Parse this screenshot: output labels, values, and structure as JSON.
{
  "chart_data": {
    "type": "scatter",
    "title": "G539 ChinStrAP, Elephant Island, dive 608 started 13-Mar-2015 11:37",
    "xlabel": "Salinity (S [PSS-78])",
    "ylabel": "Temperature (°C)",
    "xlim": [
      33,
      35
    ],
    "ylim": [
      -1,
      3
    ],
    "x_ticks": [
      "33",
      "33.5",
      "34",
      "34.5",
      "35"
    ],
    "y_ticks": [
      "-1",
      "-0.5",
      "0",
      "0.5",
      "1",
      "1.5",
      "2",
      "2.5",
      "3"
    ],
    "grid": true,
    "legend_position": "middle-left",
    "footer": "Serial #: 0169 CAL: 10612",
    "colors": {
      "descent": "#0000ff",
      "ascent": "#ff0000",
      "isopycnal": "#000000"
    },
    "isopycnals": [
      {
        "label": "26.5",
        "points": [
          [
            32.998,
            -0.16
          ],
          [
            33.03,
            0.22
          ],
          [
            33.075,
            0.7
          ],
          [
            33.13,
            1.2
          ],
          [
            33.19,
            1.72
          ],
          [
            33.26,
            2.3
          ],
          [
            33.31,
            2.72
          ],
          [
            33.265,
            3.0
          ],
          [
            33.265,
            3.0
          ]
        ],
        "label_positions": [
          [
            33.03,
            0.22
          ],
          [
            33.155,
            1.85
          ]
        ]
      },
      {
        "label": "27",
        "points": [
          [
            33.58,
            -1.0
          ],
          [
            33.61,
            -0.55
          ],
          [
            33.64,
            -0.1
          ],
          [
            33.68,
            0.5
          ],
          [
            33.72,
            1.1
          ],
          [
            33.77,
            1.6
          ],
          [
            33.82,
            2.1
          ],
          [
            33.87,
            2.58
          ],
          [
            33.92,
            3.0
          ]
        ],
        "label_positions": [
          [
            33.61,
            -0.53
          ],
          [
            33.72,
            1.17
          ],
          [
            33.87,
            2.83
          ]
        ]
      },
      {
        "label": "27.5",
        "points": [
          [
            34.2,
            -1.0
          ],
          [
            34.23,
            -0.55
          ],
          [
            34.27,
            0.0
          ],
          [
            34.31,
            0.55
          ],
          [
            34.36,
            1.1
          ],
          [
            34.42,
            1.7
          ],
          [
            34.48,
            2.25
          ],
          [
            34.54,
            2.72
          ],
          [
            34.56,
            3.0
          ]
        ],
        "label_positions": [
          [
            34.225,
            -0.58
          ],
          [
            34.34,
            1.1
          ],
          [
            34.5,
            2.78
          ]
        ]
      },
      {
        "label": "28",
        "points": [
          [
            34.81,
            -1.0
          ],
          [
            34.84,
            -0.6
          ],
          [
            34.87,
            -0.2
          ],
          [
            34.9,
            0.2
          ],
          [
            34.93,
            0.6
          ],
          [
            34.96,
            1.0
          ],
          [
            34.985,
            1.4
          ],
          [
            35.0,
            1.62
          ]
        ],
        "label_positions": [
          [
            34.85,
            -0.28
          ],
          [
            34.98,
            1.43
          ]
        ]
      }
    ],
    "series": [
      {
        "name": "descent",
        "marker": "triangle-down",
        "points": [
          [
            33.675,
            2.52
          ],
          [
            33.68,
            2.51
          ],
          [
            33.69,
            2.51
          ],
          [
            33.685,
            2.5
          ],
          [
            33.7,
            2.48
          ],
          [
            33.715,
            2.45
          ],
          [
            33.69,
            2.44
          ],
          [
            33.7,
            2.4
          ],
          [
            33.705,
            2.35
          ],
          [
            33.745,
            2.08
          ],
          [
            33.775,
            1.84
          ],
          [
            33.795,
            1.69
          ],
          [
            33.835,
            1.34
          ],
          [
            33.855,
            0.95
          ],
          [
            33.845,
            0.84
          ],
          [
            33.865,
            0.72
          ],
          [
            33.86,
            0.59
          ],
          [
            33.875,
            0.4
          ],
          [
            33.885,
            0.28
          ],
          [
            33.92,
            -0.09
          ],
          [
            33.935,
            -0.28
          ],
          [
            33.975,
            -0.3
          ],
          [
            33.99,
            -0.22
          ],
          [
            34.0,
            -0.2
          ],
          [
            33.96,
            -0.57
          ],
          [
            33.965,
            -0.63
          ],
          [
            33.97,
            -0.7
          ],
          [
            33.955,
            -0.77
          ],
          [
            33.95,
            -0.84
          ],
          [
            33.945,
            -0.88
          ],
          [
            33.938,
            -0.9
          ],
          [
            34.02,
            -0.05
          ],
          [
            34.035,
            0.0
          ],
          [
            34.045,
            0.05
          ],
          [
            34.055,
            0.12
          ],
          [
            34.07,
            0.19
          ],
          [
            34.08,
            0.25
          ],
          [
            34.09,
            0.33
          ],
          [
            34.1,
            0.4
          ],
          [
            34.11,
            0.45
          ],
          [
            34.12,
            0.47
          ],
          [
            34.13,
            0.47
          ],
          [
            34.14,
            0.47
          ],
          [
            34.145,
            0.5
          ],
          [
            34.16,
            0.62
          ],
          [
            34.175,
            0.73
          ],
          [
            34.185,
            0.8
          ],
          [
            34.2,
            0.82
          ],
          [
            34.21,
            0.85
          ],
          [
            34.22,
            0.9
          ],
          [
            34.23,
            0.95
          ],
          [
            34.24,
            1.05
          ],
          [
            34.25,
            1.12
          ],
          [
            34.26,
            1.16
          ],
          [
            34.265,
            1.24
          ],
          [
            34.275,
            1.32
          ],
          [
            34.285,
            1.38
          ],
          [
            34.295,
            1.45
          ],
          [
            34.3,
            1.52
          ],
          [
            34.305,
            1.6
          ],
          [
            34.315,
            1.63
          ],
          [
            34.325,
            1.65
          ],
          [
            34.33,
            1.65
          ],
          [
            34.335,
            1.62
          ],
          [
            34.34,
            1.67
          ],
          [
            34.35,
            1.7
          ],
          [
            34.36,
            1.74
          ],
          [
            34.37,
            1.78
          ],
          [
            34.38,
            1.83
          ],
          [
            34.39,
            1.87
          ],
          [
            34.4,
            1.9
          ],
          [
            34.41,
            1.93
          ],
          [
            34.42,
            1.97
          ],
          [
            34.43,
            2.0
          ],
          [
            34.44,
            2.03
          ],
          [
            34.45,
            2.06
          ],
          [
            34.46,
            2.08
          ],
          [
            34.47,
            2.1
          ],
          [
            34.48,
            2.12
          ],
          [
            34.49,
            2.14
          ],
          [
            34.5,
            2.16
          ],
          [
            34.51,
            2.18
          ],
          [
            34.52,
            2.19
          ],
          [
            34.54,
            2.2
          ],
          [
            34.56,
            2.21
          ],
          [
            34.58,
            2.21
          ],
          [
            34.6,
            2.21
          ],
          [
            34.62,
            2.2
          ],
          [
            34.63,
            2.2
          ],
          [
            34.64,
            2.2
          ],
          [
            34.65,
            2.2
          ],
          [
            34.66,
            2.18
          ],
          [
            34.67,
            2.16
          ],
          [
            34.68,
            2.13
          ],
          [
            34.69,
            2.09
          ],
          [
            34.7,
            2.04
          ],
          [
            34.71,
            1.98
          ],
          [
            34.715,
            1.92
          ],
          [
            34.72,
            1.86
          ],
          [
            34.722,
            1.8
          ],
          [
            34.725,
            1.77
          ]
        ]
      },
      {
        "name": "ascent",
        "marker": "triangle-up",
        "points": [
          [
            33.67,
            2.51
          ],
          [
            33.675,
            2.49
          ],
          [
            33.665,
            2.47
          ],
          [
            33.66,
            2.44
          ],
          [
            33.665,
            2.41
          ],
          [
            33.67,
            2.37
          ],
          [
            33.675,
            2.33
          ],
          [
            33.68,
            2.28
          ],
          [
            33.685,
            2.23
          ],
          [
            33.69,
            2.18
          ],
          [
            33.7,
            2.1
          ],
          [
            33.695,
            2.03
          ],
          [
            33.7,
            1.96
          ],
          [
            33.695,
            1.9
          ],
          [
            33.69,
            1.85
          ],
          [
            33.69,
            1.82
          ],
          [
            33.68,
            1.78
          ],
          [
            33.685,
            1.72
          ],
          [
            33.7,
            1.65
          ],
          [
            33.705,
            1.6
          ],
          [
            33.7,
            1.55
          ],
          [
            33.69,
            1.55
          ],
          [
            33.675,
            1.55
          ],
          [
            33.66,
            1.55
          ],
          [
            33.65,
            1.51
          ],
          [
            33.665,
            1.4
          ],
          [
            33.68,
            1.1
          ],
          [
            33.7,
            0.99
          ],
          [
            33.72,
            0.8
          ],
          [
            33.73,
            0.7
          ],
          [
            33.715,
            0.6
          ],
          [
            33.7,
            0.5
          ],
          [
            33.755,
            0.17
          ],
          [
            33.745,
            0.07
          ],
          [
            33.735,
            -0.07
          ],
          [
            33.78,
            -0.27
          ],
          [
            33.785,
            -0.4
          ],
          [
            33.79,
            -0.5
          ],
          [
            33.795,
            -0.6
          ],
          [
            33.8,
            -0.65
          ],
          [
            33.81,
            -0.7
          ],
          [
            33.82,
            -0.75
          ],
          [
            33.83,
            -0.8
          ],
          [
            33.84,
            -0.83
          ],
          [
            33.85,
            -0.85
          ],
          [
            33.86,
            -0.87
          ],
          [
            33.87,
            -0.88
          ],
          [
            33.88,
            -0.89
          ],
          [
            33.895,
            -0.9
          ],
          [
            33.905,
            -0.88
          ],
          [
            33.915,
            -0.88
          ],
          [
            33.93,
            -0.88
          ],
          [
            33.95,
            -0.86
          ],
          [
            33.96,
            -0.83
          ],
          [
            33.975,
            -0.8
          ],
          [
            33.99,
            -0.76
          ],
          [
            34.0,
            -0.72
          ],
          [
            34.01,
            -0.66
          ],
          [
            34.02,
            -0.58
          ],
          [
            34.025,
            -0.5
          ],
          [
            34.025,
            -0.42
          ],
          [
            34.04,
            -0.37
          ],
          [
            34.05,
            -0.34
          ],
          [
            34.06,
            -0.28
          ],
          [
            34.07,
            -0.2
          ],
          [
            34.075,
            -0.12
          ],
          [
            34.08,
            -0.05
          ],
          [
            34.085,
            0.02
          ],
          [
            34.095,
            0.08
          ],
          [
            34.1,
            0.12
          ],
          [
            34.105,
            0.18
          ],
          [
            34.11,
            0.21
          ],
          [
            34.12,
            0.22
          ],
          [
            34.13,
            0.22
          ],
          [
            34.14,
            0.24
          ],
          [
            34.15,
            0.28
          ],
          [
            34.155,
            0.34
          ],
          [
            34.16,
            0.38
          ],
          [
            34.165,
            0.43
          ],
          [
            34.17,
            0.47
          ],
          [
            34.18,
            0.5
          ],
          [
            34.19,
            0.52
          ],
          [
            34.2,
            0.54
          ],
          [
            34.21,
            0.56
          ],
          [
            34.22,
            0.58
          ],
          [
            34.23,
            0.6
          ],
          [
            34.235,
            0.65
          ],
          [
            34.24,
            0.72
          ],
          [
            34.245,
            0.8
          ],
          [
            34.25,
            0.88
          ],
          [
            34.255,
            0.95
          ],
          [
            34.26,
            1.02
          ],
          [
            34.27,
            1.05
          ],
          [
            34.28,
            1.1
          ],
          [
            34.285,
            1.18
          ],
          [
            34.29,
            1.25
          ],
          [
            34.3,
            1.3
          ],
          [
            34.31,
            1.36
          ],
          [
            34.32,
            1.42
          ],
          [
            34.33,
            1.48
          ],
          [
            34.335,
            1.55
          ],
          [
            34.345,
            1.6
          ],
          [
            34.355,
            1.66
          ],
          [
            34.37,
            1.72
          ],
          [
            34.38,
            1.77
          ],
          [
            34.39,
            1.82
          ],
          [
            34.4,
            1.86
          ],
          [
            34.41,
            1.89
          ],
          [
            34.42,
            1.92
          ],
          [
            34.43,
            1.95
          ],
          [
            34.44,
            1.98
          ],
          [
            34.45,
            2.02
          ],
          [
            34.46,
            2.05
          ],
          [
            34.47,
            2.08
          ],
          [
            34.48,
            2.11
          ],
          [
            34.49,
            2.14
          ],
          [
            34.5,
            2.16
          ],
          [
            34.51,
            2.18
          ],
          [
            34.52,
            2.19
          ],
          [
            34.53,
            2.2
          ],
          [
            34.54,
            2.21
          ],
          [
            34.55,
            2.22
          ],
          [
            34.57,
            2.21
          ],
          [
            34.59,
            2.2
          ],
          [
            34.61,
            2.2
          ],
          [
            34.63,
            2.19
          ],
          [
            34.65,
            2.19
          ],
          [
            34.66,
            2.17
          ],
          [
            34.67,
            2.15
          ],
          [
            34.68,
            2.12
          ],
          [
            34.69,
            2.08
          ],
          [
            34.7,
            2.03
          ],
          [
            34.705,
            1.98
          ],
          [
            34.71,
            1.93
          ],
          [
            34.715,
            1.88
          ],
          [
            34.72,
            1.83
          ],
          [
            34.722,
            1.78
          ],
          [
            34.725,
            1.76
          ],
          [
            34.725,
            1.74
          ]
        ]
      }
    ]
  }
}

AIM OF THE TASK: In the listing above, find each line with the word "triangle" and copy it.

SOLUTION:
        "marker": "triangle-down",
        "marker": "triangle-up",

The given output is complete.